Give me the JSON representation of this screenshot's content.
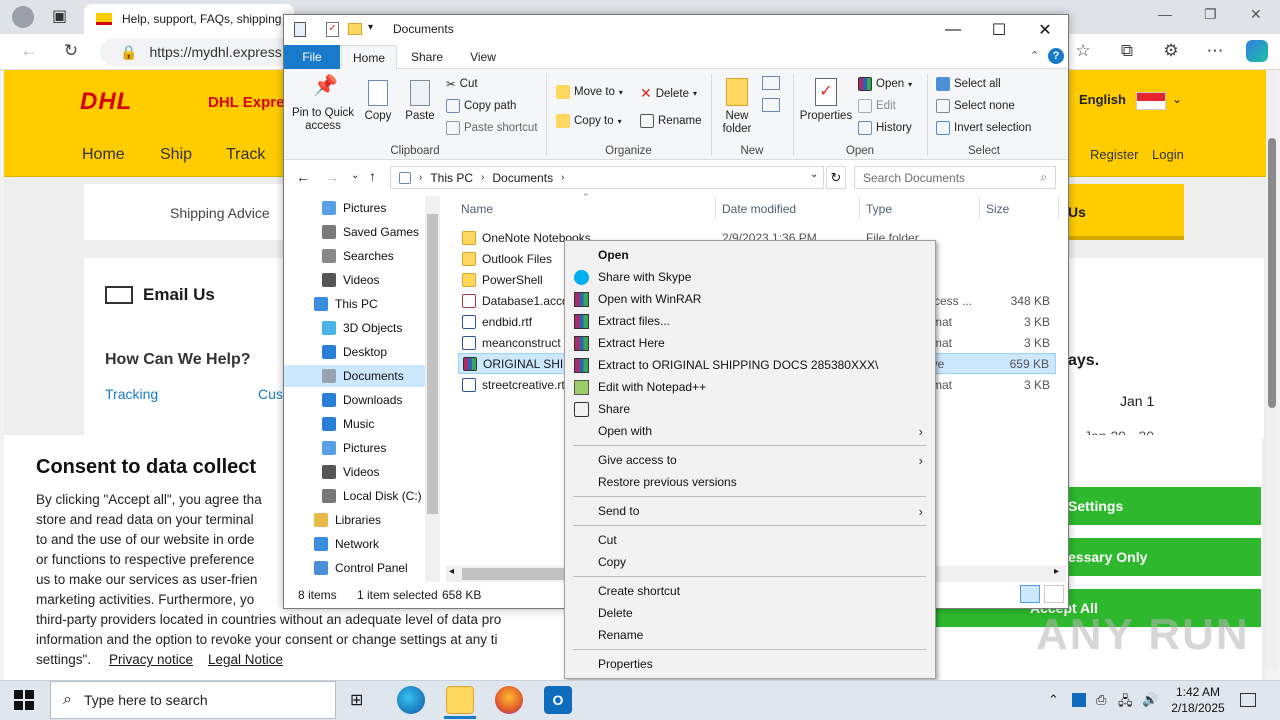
{
  "browser": {
    "tab_title": "Help, support, FAQs, shipping a",
    "url": "https://mydhl.express.",
    "window_controls": {
      "minimize": "—",
      "restore": "❐",
      "close": "✕"
    }
  },
  "dhl": {
    "logo": "DHL",
    "brand": "DHL Expre",
    "language": "English",
    "nav": [
      "Home",
      "Ship",
      "Track"
    ],
    "nav_right": [
      "Register",
      "Login"
    ],
    "shipping_advice": "Shipping Advice",
    "us_tab": "Us",
    "email_us": "Email Us",
    "how_help": "How Can We Help?",
    "tracking": "Tracking",
    "cus": "Cus",
    "ays": "ays.",
    "jan1": "Jan 1",
    "jan_range": "Jan 29 - 30"
  },
  "consent": {
    "title": "Consent to data collect",
    "lines": [
      "By clicking \"Accept all\", you agree tha",
      "store and read data on your terminal",
      "to and the use of our website in orde",
      "or functions to respective preference",
      "us to make our services as user-frien",
      "marketing activities.  Furthermore, yo",
      "third-party providers located in countries without an adequate level of data pro",
      "information and the option to revoke your consent or change settings at any ti",
      "settings\"."
    ],
    "privacy": "Privacy notice",
    "legal": "Legal Notice",
    "btn_settings": "Settings",
    "btn_necessary": "essary Only",
    "btn_accept": "Accept All"
  },
  "explorer": {
    "title": "Documents",
    "tabs": [
      "File",
      "Home",
      "Share",
      "View"
    ],
    "ribbon": {
      "pin": "Pin to Quick access",
      "copy": "Copy",
      "paste": "Paste",
      "cut": "Cut",
      "copy_path": "Copy path",
      "paste_shortcut": "Paste shortcut",
      "move_to": "Move to",
      "copy_to": "Copy to",
      "delete": "Delete",
      "rename": "Rename",
      "new_folder": "New folder",
      "properties": "Properties",
      "open": "Open",
      "edit": "Edit",
      "history": "History",
      "select_all": "Select all",
      "select_none": "Select none",
      "invert_selection": "Invert selection",
      "groups": [
        "Clipboard",
        "Organize",
        "New",
        "Open",
        "Select"
      ]
    },
    "breadcrumb": [
      "This PC",
      "Documents"
    ],
    "search_placeholder": "Search Documents",
    "nav": [
      {
        "label": "Pictures",
        "indent": 2
      },
      {
        "label": "Saved Games",
        "indent": 2
      },
      {
        "label": "Searches",
        "indent": 2
      },
      {
        "label": "Videos",
        "indent": 2
      },
      {
        "label": "This PC",
        "indent": 1
      },
      {
        "label": "3D Objects",
        "indent": 2
      },
      {
        "label": "Desktop",
        "indent": 2
      },
      {
        "label": "Documents",
        "indent": 2
      },
      {
        "label": "Downloads",
        "indent": 2
      },
      {
        "label": "Music",
        "indent": 2
      },
      {
        "label": "Pictures",
        "indent": 2
      },
      {
        "label": "Videos",
        "indent": 2
      },
      {
        "label": "Local Disk (C:)",
        "indent": 2
      },
      {
        "label": "Libraries",
        "indent": 1
      },
      {
        "label": "Network",
        "indent": 1
      },
      {
        "label": "Control Panel",
        "indent": 1
      }
    ],
    "columns": [
      "Name",
      "Date modified",
      "Type",
      "Size"
    ],
    "files": [
      {
        "name": "OneNote Notebooks",
        "date": "2/9/2023 1:36 PM",
        "type": "File folder",
        "size": "",
        "ext": "",
        "icon": "folder"
      },
      {
        "name": "Outlook Files",
        "date": "",
        "type": "",
        "size": "",
        "ext": "",
        "icon": "folder"
      },
      {
        "name": "PowerShell",
        "date": "",
        "type": "",
        "size": "",
        "ext": "",
        "icon": "folder"
      },
      {
        "name": "Database1.accd",
        "date": "",
        "type": "",
        "size": "348 KB",
        "ext": "ccess ...",
        "icon": "access"
      },
      {
        "name": "endbid.rtf",
        "date": "",
        "type": "",
        "size": "3 KB",
        "ext": "rmat",
        "icon": "word"
      },
      {
        "name": "meanconstruct",
        "date": "",
        "type": "",
        "size": "3 KB",
        "ext": "rmat",
        "icon": "word"
      },
      {
        "name": "ORIGINAL SHIP",
        "date": "",
        "type": "",
        "size": "659 KB",
        "ext": "ive",
        "icon": "rar"
      },
      {
        "name": "streetcreative.rt",
        "date": "",
        "type": "",
        "size": "3 KB",
        "ext": "rmat",
        "icon": "word"
      }
    ],
    "status": {
      "items": "8 items",
      "selected": "1 item selected",
      "size": "658 KB"
    }
  },
  "context_menu": [
    {
      "label": "Open",
      "bold": true,
      "icon": "",
      "sub": false
    },
    {
      "label": "Share with Skype",
      "icon": "skype",
      "sub": false
    },
    {
      "label": "Open with WinRAR",
      "icon": "rar",
      "sub": false
    },
    {
      "label": "Extract files...",
      "icon": "rar",
      "sub": false
    },
    {
      "label": "Extract Here",
      "icon": "rar",
      "sub": false
    },
    {
      "label": "Extract to ORIGINAL SHIPPING DOCS 285380XXX\\",
      "icon": "rar",
      "sub": false
    },
    {
      "label": "Edit with Notepad++",
      "icon": "notepad",
      "sub": false
    },
    {
      "label": "Share",
      "icon": "share",
      "sub": false
    },
    {
      "label": "Open with",
      "icon": "",
      "sub": true
    },
    {
      "sep": true
    },
    {
      "label": "Give access to",
      "icon": "",
      "sub": true
    },
    {
      "label": "Restore previous versions",
      "icon": "",
      "sub": false
    },
    {
      "sep": true
    },
    {
      "label": "Send to",
      "icon": "",
      "sub": true
    },
    {
      "sep": true
    },
    {
      "label": "Cut",
      "icon": "",
      "sub": false
    },
    {
      "label": "Copy",
      "icon": "",
      "sub": false
    },
    {
      "sep": true
    },
    {
      "label": "Create shortcut",
      "icon": "",
      "sub": false
    },
    {
      "label": "Delete",
      "icon": "",
      "sub": false
    },
    {
      "label": "Rename",
      "icon": "",
      "sub": false
    },
    {
      "sep": true
    },
    {
      "label": "Properties",
      "icon": "",
      "sub": false
    }
  ],
  "taskbar": {
    "search_placeholder": "Type here to search",
    "time": "1:42 AM",
    "date": "2/18/2025"
  },
  "watermark": "ANY RUN",
  "colors": {
    "dhl_yellow": "#ffcc00",
    "dhl_red": "#d40511",
    "accent": "#1979ca",
    "green": "#2db82d",
    "selection": "#cce8ff"
  }
}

- [Problem to work on]: Return to the listing above and set it down exactly, leaving out its pictures.

- [Answer to the exercise]:
Give me the JSON representation of this screenshot's content.
{
  "browser": {
    "tab_title": "Help, support, FAQs, shipping a",
    "url": "https://mydhl.express.",
    "window_controls": {
      "minimize": "—",
      "restore": "❐",
      "close": "✕"
    }
  },
  "dhl": {
    "logo": "DHL",
    "brand": "DHL Expre",
    "language": "English",
    "nav": [
      "Home",
      "Ship",
      "Track"
    ],
    "nav_right": [
      "Register",
      "Login"
    ],
    "shipping_advice": "Shipping Advice",
    "us_tab": "Us",
    "email_us": "Email Us",
    "how_help": "How Can We Help?",
    "tracking": "Tracking",
    "cus": "Cus",
    "ays": "ays.",
    "jan1": "Jan 1",
    "jan_range": "Jan 29 - 30"
  },
  "consent": {
    "title": "Consent to data collect",
    "lines": [
      "By clicking \"Accept all\", you agree tha",
      "store and read data on your terminal",
      "to and the use of our website in orde",
      "or functions to respective preference",
      "us to make our services as user-frien",
      "marketing activities.  Furthermore, yo",
      "third-party providers located in countries without an adequate level of data pro",
      "information and the option to revoke your consent or change settings at any ti",
      "settings\"."
    ],
    "privacy": "Privacy notice",
    "legal": "Legal Notice",
    "btn_settings": "Settings",
    "btn_necessary": "essary Only",
    "btn_accept": "Accept All"
  },
  "explorer": {
    "title": "Documents",
    "tabs": [
      "File",
      "Home",
      "Share",
      "View"
    ],
    "ribbon": {
      "pin": "Pin to Quick access",
      "copy": "Copy",
      "paste": "Paste",
      "cut": "Cut",
      "copy_path": "Copy path",
      "paste_shortcut": "Paste shortcut",
      "move_to": "Move to",
      "copy_to": "Copy to",
      "delete": "Delete",
      "rename": "Rename",
      "new_folder": "New folder",
      "properties": "Properties",
      "open": "Open",
      "edit": "Edit",
      "history": "History",
      "select_all": "Select all",
      "select_none": "Select none",
      "invert_selection": "Invert selection",
      "groups": [
        "Clipboard",
        "Organize",
        "New",
        "Open",
        "Select"
      ]
    },
    "breadcrumb": [
      "This PC",
      "Documents"
    ],
    "search_placeholder": "Search Documents",
    "nav": [
      {
        "label": "Pictures",
        "indent": 2
      },
      {
        "label": "Saved Games",
        "indent": 2
      },
      {
        "label": "Searches",
        "indent": 2
      },
      {
        "label": "Videos",
        "indent": 2
      },
      {
        "label": "This PC",
        "indent": 1
      },
      {
        "label": "3D Objects",
        "indent": 2
      },
      {
        "label": "Desktop",
        "indent": 2
      },
      {
        "label": "Documents",
        "indent": 2
      },
      {
        "label": "Downloads",
        "indent": 2
      },
      {
        "label": "Music",
        "indent": 2
      },
      {
        "label": "Pictures",
        "indent": 2
      },
      {
        "label": "Videos",
        "indent": 2
      },
      {
        "label": "Local Disk (C:)",
        "indent": 2
      },
      {
        "label": "Libraries",
        "indent": 1
      },
      {
        "label": "Network",
        "indent": 1
      },
      {
        "label": "Control Panel",
        "indent": 1
      }
    ],
    "columns": [
      "Name",
      "Date modified",
      "Type",
      "Size"
    ],
    "files": [
      {
        "name": "OneNote Notebooks",
        "date": "2/9/2023 1:36 PM",
        "type": "File folder",
        "size": "",
        "ext": "",
        "icon": "folder"
      },
      {
        "name": "Outlook Files",
        "date": "",
        "type": "",
        "size": "",
        "ext": "",
        "icon": "folder"
      },
      {
        "name": "PowerShell",
        "date": "",
        "type": "",
        "size": "",
        "ext": "",
        "icon": "folder"
      },
      {
        "name": "Database1.accd",
        "date": "",
        "type": "",
        "size": "348 KB",
        "ext": "ccess ...",
        "icon": "access"
      },
      {
        "name": "endbid.rtf",
        "date": "",
        "type": "",
        "size": "3 KB",
        "ext": "rmat",
        "icon": "word"
      },
      {
        "name": "meanconstruct",
        "date": "",
        "type": "",
        "size": "3 KB",
        "ext": "rmat",
        "icon": "word"
      },
      {
        "name": "ORIGINAL SHIP",
        "date": "",
        "type": "",
        "size": "659 KB",
        "ext": "ive",
        "icon": "rar"
      },
      {
        "name": "streetcreative.rt",
        "date": "",
        "type": "",
        "size": "3 KB",
        "ext": "rmat",
        "icon": "word"
      }
    ],
    "status": {
      "items": "8 items",
      "selected": "1 item selected",
      "size": "658 KB"
    }
  },
  "context_menu": [
    {
      "label": "Open",
      "bold": true,
      "icon": "",
      "sub": false
    },
    {
      "label": "Share with Skype",
      "icon": "skype",
      "sub": false
    },
    {
      "label": "Open with WinRAR",
      "icon": "rar",
      "sub": false
    },
    {
      "label": "Extract files...",
      "icon": "rar",
      "sub": false
    },
    {
      "label": "Extract Here",
      "icon": "rar",
      "sub": false
    },
    {
      "label": "Extract to ORIGINAL SHIPPING DOCS 285380XXX\\",
      "icon": "rar",
      "sub": false
    },
    {
      "label": "Edit with Notepad++",
      "icon": "notepad",
      "sub": false
    },
    {
      "label": "Share",
      "icon": "share",
      "sub": false
    },
    {
      "label": "Open with",
      "icon": "",
      "sub": true
    },
    {
      "sep": true
    },
    {
      "label": "Give access to",
      "icon": "",
      "sub": true
    },
    {
      "label": "Restore previous versions",
      "icon": "",
      "sub": false
    },
    {
      "sep": true
    },
    {
      "label": "Send to",
      "icon": "",
      "sub": true
    },
    {
      "sep": true
    },
    {
      "label": "Cut",
      "icon": "",
      "sub": false
    },
    {
      "label": "Copy",
      "icon": "",
      "sub": false
    },
    {
      "sep": true
    },
    {
      "label": "Create shortcut",
      "icon": "",
      "sub": false
    },
    {
      "label": "Delete",
      "icon": "",
      "sub": false
    },
    {
      "label": "Rename",
      "icon": "",
      "sub": false
    },
    {
      "sep": true
    },
    {
      "label": "Properties",
      "icon": "",
      "sub": false
    }
  ],
  "taskbar": {
    "search_placeholder": "Type here to search",
    "time": "1:42 AM",
    "date": "2/18/2025"
  },
  "watermark": "ANY RUN",
  "colors": {
    "dhl_yellow": "#ffcc00",
    "dhl_red": "#d40511",
    "accent": "#1979ca",
    "green": "#2db82d",
    "selection": "#cce8ff"
  }
}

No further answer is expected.